## Objective:
From the ice core passage, copy out verbatim the span starting at "The three kilometre" and ending at "University of Copenhagen.".

The three kilometre thick ice cap is like an archive of the climate of the past. The ice is formed by snow that year after year remains and is gradually compressed into ice and the annual layers of ice are analysed at a very high resolution for a number of substances, which each in their own way tell something about the climate.
“Our new, extremely detailed data from the examination of the ice cores shows that in the transition from the ice age to our current warm interglacial period the climate shift is so sudden that it is if a button was pressed”, explains ice core researcher Jørgen Peder Steffensen, Centre for Ice and Climate at the Niels Bohr Institute at the University of Copenhagen.
Jørgen Peder Steffensen is one of the experts in an international forum of geologists and ice core researchers who study the annual layers in sediments in the seabed, deposits on land and in the earth’s thick ice caps in order to map and coordinate the layers.
Also in the group is Professor Mike Walker from Lampeter University in Wales, UK and Jørgen Peder Steffensen tells that when Mike Walker saw the results from the ice cores he exclaimed, “This is just the type of date we geologists need for a clear definition of the transition from the Pleistocene (meaning past) to the Holocene (meaning present)”.

## Data rows:

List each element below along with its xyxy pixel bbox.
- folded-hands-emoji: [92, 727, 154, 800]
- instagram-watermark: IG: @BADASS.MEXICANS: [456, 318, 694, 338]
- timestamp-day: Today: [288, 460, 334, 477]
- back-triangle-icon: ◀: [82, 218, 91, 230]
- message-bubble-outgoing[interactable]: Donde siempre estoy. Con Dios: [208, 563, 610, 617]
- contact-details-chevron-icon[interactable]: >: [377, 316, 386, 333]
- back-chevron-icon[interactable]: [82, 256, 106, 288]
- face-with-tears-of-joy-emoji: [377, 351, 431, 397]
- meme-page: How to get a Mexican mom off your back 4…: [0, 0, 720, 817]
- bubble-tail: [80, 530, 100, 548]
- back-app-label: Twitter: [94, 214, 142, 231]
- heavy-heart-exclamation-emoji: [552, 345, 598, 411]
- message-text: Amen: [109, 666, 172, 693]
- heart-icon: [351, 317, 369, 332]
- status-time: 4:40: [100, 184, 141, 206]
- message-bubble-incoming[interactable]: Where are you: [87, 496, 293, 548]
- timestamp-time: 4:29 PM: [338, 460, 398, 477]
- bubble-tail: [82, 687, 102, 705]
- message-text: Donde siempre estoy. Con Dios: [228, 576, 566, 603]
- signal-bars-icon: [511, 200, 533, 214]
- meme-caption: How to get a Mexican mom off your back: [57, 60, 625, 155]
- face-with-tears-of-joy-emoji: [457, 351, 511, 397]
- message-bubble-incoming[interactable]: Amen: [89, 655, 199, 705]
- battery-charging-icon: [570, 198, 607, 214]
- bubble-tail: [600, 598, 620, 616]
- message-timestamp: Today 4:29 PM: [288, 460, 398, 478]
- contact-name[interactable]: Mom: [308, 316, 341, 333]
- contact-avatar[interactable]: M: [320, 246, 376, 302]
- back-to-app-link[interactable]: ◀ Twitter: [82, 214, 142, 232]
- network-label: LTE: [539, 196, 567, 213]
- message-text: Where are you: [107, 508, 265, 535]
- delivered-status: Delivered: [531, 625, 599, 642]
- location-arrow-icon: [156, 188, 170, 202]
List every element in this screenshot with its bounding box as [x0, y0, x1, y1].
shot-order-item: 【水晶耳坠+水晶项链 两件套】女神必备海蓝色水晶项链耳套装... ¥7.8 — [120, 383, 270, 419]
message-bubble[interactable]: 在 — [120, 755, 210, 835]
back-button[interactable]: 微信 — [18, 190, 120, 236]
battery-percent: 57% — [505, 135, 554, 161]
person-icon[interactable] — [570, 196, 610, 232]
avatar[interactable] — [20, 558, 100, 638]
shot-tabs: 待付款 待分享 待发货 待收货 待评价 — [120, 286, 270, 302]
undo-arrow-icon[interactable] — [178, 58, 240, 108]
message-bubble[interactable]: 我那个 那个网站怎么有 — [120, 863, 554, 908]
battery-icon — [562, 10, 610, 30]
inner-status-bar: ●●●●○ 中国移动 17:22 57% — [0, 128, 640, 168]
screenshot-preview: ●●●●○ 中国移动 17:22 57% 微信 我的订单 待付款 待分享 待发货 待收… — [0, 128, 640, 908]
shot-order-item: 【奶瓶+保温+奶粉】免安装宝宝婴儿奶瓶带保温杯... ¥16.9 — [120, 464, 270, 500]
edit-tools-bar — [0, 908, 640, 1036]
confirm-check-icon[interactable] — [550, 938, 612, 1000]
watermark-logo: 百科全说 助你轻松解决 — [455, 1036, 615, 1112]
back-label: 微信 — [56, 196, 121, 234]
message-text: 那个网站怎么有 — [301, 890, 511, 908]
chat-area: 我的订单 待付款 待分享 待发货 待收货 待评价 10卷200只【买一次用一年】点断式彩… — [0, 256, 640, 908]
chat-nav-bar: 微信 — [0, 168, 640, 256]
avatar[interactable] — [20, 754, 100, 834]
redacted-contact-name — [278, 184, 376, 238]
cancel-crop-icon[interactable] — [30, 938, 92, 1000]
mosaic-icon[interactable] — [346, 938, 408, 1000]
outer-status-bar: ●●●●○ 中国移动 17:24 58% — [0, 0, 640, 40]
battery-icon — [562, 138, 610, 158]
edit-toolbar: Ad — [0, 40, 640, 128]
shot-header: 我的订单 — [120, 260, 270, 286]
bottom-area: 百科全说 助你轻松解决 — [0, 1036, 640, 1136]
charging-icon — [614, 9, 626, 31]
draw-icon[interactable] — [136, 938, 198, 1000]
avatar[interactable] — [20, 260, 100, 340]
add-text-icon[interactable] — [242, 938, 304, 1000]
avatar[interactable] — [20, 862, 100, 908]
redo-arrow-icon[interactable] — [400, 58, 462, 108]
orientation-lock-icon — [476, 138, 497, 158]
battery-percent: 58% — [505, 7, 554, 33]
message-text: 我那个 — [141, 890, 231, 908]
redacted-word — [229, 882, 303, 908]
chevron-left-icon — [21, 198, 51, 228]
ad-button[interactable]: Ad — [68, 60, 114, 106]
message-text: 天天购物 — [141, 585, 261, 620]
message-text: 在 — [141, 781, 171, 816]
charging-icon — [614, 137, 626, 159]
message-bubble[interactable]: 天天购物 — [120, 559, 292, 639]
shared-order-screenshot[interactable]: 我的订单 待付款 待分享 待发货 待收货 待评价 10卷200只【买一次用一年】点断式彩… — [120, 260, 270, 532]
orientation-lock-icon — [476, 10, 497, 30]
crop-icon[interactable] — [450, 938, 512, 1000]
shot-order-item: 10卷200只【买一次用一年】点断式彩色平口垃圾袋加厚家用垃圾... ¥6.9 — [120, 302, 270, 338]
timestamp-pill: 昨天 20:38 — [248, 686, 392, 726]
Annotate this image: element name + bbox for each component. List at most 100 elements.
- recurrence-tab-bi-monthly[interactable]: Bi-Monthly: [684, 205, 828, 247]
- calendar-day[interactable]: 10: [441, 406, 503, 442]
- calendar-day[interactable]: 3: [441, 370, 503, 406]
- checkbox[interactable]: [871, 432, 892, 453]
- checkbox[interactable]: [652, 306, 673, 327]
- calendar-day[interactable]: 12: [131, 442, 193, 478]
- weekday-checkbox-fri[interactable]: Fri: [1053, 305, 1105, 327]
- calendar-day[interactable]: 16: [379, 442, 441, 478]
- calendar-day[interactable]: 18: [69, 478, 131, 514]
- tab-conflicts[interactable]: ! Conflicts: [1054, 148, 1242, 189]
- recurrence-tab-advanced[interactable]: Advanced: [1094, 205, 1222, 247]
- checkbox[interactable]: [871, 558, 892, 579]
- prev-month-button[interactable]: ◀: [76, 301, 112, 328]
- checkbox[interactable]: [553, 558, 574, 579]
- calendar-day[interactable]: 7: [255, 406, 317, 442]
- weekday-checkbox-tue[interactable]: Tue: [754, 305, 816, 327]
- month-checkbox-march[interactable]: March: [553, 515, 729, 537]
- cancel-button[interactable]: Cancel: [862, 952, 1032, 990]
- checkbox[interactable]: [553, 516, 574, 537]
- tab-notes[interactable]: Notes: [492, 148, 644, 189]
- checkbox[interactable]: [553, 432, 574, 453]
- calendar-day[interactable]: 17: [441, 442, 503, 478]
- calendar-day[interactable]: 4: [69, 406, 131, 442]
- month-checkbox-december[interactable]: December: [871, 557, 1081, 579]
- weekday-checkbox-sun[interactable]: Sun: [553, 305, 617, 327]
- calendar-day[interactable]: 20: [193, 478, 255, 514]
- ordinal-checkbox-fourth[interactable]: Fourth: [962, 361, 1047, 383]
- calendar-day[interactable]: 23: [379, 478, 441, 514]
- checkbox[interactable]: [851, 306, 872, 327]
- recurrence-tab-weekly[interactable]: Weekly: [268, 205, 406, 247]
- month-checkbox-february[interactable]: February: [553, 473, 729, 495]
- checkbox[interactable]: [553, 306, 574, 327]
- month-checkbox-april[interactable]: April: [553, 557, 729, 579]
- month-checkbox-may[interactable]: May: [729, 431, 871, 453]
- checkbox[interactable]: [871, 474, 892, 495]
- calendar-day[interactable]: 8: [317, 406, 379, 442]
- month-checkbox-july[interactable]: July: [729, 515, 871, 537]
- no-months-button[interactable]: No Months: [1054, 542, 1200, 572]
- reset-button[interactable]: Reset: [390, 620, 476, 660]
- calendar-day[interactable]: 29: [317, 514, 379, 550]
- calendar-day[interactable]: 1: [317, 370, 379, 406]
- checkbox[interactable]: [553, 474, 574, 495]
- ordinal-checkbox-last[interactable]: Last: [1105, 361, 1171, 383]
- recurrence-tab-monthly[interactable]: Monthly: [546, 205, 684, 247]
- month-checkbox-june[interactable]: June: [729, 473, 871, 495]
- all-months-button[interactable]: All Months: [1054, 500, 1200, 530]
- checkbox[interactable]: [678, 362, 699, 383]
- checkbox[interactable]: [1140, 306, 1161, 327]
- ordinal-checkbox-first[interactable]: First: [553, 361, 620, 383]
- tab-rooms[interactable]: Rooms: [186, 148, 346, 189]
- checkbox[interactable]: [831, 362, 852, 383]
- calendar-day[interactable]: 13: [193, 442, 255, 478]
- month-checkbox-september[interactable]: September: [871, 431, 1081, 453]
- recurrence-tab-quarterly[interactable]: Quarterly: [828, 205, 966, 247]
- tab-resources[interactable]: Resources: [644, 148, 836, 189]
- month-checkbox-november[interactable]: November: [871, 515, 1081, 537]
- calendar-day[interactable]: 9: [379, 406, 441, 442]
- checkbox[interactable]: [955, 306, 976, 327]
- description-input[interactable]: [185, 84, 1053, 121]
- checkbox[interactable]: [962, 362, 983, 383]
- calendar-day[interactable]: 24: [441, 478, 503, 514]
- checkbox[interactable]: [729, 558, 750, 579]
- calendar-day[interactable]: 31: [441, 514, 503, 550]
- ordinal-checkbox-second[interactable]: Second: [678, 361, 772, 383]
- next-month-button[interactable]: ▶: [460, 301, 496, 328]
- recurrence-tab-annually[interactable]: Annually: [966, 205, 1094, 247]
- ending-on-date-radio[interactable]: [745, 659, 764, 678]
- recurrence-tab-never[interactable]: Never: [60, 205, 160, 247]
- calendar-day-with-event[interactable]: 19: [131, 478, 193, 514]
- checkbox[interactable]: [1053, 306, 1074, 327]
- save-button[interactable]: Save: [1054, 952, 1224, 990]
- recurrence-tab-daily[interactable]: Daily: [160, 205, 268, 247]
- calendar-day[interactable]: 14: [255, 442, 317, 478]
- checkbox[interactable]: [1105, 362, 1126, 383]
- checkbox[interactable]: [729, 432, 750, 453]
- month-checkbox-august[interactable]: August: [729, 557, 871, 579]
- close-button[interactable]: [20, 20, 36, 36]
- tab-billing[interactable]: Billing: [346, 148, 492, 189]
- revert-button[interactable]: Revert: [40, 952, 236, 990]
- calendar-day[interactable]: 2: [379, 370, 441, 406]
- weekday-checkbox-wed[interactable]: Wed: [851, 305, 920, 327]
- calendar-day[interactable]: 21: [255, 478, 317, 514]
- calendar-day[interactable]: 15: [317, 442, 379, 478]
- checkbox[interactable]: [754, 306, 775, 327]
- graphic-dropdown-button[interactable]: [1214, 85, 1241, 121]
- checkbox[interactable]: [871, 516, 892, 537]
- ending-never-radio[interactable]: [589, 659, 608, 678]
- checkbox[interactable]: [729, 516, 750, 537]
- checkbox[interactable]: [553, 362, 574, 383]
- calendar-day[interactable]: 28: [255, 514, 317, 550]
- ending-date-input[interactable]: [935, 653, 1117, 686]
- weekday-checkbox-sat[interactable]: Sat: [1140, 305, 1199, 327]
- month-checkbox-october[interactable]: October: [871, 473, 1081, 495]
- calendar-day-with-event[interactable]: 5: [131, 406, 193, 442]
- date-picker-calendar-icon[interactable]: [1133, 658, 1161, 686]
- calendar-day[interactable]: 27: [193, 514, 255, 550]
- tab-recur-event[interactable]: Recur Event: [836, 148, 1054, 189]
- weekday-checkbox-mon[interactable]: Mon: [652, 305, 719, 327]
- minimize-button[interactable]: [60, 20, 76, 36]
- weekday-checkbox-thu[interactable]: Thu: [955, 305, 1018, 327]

## Full response:
The three kilometre thick ice cap is like an archive of the climate of the past. The ice is formed by snow that year after year remains and is gradually compressed into ice and the annual layers of ice are analysed at a very high resolution for a number of substances, which each in their own way tell something about the climate.
“Our new, extremely detailed data from the examination of the ice cores shows that in the transition from the ice age to our current warm interglacial period the climate shift is so sudden that it is if a button was pressed”, explains ice core researcher Jørgen Peder Steffensen, Centre for Ice and Climate at the Niels Bohr Institute at the University of Copenhagen.